[Begin AVAILABLE DATA]

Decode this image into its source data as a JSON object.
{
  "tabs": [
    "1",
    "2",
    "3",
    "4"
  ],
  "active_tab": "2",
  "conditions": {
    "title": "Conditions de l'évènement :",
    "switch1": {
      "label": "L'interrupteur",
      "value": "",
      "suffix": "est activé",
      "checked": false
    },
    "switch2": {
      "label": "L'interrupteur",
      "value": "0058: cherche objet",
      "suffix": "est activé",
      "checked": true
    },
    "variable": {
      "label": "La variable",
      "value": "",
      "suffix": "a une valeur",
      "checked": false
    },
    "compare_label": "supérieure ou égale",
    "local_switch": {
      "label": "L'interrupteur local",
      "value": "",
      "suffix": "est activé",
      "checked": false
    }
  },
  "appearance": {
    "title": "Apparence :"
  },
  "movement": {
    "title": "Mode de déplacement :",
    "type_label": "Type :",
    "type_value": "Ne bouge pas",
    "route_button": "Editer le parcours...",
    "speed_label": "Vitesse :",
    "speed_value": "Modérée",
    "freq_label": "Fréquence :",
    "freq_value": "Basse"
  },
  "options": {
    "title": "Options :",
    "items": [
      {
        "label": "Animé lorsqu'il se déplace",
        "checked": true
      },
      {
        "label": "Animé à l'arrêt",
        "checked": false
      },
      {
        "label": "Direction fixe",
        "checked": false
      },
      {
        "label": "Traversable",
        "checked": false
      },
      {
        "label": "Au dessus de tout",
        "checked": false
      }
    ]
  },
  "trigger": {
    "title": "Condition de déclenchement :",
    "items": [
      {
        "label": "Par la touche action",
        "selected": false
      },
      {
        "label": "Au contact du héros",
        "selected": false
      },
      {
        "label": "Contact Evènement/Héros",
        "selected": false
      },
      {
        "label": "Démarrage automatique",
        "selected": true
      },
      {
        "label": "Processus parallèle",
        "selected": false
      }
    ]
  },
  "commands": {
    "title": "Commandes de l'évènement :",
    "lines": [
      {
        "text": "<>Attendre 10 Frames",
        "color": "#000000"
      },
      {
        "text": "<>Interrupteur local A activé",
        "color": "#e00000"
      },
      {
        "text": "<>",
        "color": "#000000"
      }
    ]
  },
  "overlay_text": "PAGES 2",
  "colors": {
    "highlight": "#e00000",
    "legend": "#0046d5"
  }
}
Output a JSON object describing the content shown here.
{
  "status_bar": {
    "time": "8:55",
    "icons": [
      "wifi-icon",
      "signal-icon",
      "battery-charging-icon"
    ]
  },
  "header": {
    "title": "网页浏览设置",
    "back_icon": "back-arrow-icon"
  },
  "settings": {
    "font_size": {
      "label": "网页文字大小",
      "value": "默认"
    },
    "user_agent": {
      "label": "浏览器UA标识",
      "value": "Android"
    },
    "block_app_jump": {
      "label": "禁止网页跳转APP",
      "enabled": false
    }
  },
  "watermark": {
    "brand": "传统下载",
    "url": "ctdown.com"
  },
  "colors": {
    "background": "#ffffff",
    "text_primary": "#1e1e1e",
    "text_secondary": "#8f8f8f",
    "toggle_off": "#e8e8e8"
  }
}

[End AVAILABLE DATA]

**WHAT YOU WILL DO:**
State the number of lines in these entries that include the string "title". Provide nothing beyond that number.

**RESULT:**
7